--- START The records ---
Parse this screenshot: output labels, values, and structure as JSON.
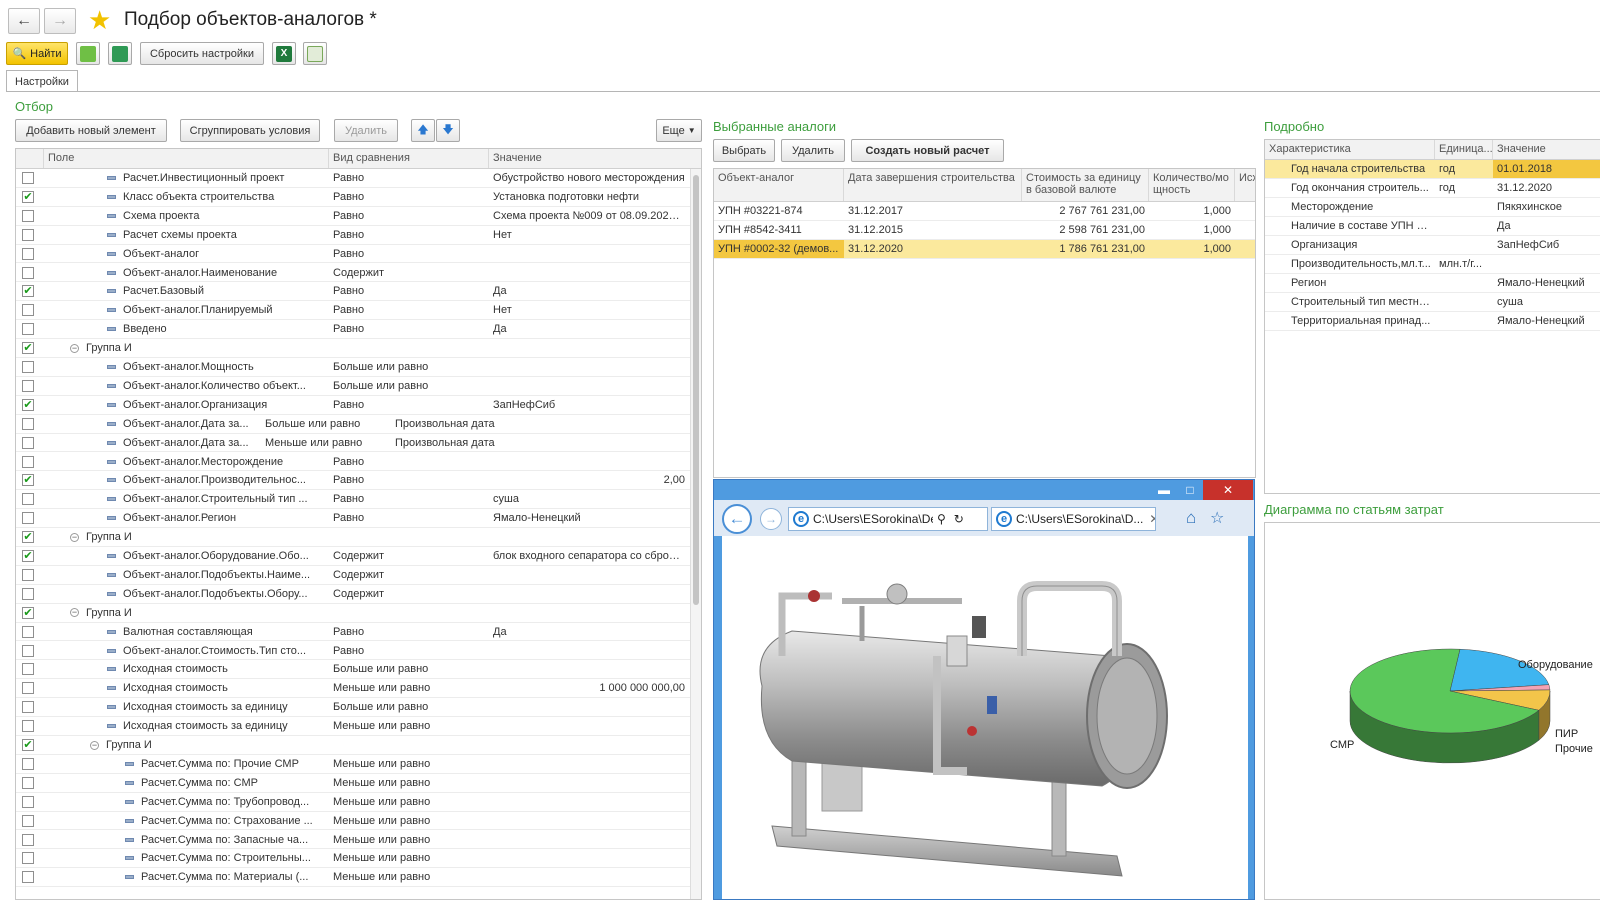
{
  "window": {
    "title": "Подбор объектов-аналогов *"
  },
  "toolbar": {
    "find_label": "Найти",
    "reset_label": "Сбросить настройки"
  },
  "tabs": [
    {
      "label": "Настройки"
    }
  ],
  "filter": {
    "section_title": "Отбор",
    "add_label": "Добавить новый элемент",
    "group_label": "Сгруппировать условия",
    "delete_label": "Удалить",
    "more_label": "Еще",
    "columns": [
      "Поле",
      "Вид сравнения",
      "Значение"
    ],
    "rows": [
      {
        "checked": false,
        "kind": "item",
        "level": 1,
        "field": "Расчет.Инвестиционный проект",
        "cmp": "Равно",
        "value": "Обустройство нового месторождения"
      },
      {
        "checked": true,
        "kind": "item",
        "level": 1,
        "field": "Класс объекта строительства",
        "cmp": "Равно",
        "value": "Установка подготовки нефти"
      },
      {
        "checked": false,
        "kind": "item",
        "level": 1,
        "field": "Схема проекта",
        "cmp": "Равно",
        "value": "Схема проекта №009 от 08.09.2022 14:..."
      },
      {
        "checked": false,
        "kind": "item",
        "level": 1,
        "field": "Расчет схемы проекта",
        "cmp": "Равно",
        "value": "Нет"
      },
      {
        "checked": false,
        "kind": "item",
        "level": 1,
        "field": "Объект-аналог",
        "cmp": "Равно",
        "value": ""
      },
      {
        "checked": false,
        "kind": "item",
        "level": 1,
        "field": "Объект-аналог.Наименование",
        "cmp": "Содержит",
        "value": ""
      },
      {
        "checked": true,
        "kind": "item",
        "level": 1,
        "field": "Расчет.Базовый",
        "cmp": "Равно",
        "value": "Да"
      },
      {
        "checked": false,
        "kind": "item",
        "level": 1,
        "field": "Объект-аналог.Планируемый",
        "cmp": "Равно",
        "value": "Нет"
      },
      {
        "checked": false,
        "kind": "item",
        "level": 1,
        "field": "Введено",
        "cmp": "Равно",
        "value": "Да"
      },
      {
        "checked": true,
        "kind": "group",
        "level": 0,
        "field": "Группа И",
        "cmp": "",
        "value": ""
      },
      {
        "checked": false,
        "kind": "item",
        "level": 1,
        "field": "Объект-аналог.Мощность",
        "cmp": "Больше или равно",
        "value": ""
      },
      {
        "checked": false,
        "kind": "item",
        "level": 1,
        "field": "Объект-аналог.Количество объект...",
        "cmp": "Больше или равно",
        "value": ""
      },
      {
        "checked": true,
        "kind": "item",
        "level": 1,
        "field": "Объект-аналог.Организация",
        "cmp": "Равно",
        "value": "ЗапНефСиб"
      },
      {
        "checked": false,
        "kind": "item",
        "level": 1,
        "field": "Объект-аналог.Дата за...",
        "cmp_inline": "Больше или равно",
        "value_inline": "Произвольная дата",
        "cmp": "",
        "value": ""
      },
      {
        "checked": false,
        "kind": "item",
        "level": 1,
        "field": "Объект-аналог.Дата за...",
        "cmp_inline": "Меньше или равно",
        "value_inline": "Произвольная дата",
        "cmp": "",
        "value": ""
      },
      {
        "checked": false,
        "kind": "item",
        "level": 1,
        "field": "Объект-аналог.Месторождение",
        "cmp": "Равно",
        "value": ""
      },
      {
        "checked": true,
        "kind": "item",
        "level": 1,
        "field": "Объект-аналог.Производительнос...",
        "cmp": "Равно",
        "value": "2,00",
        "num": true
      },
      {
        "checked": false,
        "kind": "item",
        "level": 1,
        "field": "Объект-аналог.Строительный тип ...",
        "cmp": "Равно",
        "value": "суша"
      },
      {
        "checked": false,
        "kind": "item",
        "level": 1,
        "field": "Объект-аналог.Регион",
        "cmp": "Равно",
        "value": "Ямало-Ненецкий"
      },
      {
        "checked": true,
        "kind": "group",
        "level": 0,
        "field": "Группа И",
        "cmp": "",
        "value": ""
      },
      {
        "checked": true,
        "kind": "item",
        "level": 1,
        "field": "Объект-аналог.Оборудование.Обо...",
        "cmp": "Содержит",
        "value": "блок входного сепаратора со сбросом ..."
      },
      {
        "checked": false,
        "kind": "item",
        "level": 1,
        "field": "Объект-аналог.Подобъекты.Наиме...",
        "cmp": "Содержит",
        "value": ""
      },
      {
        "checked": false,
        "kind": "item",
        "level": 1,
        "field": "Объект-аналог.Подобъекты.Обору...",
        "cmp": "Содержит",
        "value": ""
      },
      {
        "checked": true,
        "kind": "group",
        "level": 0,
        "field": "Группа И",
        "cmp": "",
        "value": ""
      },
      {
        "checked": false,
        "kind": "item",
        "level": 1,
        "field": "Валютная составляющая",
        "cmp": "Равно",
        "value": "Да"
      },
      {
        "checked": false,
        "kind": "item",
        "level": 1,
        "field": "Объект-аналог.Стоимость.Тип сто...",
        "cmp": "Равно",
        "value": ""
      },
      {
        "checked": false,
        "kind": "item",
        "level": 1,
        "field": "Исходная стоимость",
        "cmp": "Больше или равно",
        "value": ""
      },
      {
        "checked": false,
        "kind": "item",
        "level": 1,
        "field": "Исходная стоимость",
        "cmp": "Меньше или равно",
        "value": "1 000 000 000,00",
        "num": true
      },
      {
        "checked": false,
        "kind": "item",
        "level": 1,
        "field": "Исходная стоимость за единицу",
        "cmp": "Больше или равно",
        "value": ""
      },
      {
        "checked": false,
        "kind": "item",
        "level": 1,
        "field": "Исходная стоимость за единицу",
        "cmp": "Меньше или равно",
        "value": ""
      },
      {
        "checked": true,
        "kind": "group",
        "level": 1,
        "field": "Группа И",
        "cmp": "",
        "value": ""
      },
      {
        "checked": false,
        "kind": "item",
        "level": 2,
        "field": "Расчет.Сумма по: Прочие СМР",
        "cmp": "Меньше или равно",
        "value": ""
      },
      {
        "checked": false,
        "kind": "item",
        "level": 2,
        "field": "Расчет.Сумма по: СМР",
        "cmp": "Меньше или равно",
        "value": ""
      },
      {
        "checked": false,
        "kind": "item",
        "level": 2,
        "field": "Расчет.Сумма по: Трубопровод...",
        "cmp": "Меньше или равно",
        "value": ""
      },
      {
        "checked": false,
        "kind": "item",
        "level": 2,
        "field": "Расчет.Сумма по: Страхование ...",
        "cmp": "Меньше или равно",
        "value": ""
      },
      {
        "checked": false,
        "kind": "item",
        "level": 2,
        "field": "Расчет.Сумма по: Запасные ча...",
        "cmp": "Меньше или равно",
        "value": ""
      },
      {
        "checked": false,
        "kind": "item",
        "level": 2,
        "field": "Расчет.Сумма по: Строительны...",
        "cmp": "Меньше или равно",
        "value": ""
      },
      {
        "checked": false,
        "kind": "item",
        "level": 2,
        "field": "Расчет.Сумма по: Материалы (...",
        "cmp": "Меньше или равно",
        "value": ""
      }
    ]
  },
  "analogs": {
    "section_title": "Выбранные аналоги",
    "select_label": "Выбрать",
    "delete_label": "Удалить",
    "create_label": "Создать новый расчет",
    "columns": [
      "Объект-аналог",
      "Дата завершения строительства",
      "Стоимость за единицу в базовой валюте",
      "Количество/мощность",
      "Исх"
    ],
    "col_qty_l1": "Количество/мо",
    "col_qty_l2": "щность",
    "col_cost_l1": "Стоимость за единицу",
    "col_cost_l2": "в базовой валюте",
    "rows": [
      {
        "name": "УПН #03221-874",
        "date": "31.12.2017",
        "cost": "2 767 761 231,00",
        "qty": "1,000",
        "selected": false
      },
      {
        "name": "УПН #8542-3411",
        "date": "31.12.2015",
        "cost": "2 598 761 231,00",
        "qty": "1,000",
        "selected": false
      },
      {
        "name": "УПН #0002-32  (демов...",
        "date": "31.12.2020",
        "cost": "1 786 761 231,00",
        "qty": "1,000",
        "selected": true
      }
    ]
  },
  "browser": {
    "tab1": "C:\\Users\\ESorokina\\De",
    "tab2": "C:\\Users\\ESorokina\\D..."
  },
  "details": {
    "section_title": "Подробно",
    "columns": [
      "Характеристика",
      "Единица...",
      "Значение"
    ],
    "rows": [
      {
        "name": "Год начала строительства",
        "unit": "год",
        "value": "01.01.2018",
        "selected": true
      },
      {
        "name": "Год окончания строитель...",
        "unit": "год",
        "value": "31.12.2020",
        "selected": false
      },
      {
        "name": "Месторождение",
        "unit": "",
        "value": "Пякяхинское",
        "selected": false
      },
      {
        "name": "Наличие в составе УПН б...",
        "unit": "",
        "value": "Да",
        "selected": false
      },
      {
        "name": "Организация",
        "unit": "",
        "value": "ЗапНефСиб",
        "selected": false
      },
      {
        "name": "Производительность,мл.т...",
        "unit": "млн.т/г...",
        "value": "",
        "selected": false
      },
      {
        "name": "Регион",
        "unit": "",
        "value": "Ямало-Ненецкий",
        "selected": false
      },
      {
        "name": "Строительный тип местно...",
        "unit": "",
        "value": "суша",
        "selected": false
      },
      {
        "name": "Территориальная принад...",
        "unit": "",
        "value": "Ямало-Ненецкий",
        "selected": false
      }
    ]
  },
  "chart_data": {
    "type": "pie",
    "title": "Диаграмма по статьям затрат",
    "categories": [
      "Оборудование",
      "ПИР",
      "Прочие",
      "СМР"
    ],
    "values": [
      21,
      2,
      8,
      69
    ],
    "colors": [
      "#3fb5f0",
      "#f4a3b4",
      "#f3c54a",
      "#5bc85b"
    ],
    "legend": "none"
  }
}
--- END The records ---
--- START The records ---
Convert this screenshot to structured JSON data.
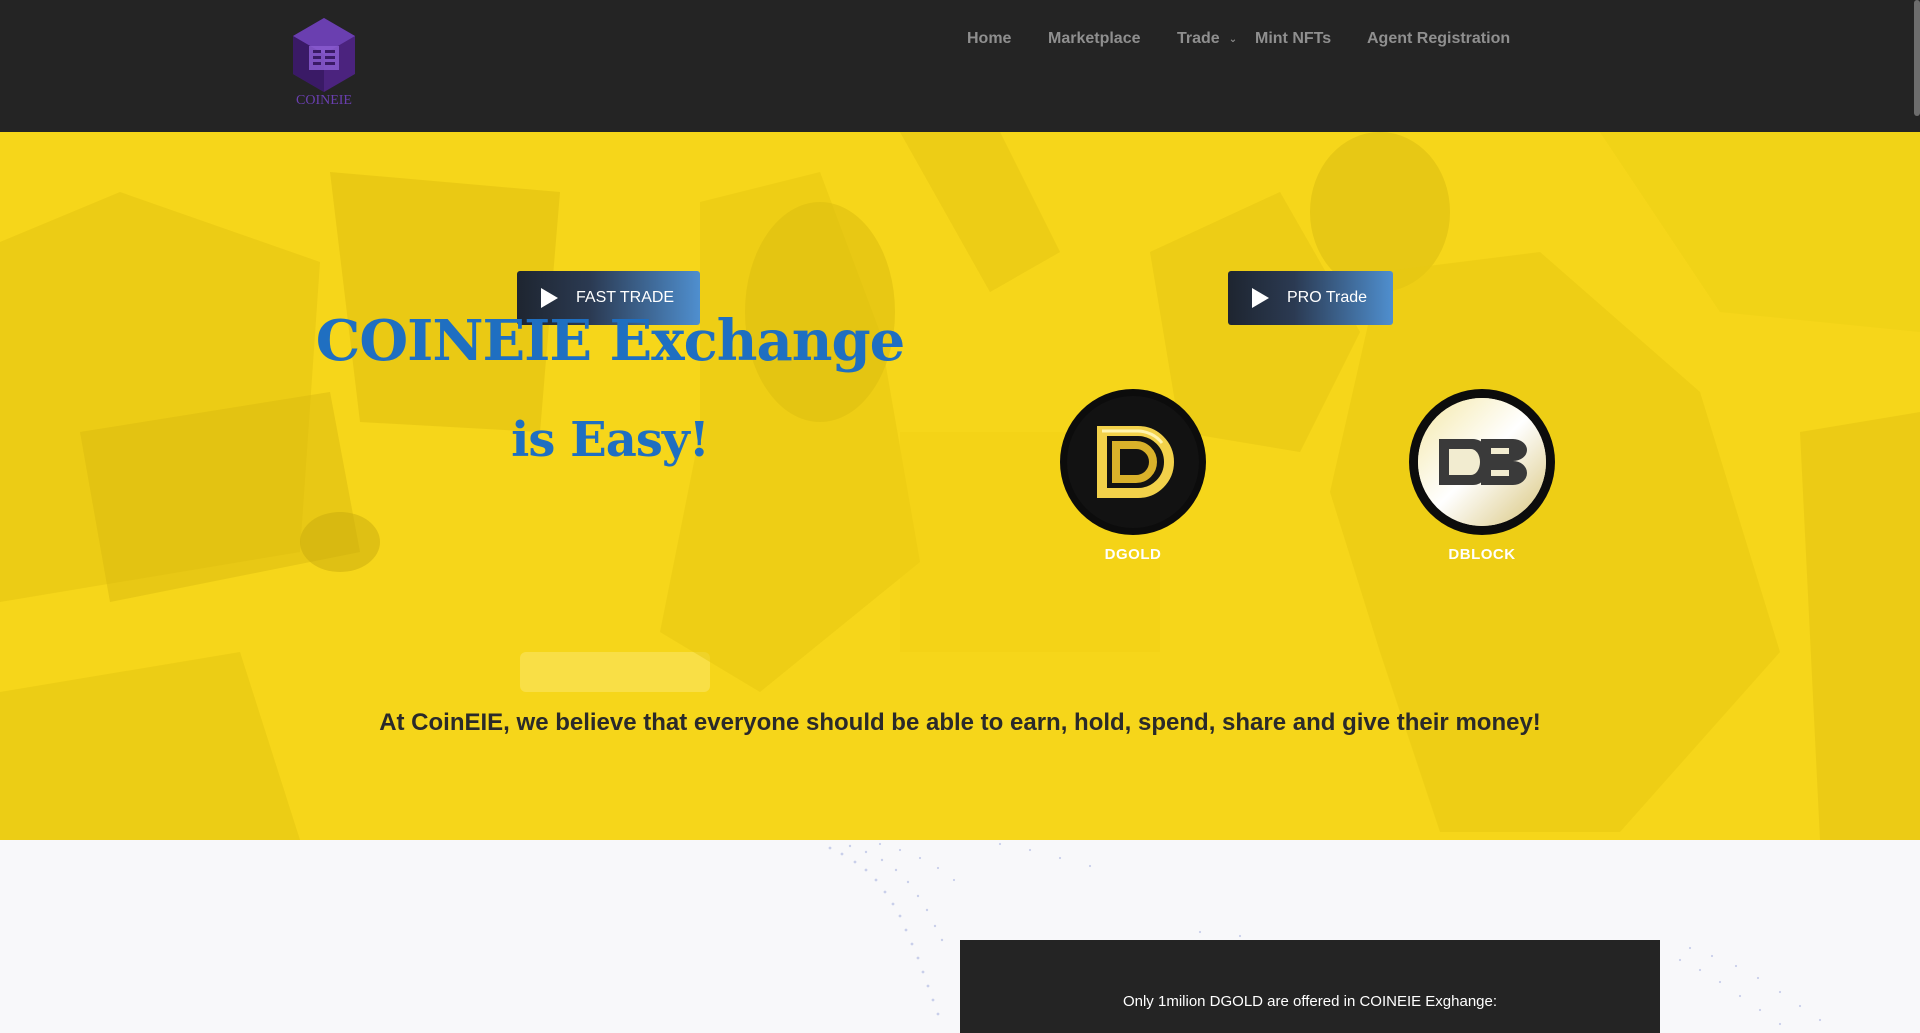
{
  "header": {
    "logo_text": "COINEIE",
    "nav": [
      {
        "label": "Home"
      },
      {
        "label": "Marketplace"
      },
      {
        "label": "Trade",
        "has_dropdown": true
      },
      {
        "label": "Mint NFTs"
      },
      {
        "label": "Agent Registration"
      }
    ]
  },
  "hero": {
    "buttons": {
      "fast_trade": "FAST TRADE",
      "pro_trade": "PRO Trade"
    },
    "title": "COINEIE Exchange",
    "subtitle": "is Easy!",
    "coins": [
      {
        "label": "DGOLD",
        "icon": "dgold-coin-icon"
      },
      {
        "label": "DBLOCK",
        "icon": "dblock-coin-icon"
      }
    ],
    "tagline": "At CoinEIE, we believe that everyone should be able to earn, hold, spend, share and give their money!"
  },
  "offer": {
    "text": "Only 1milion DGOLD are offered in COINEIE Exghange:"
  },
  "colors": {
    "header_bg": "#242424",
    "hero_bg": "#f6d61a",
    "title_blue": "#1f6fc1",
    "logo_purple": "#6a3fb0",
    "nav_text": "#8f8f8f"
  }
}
--- END The records ---
What the task asks – Filter the listing above for the string "Оборудование" and copy every matching line.

Result below –
        "field": "Объект-аналог.Оборудование.Обо...",
      "Оборудование",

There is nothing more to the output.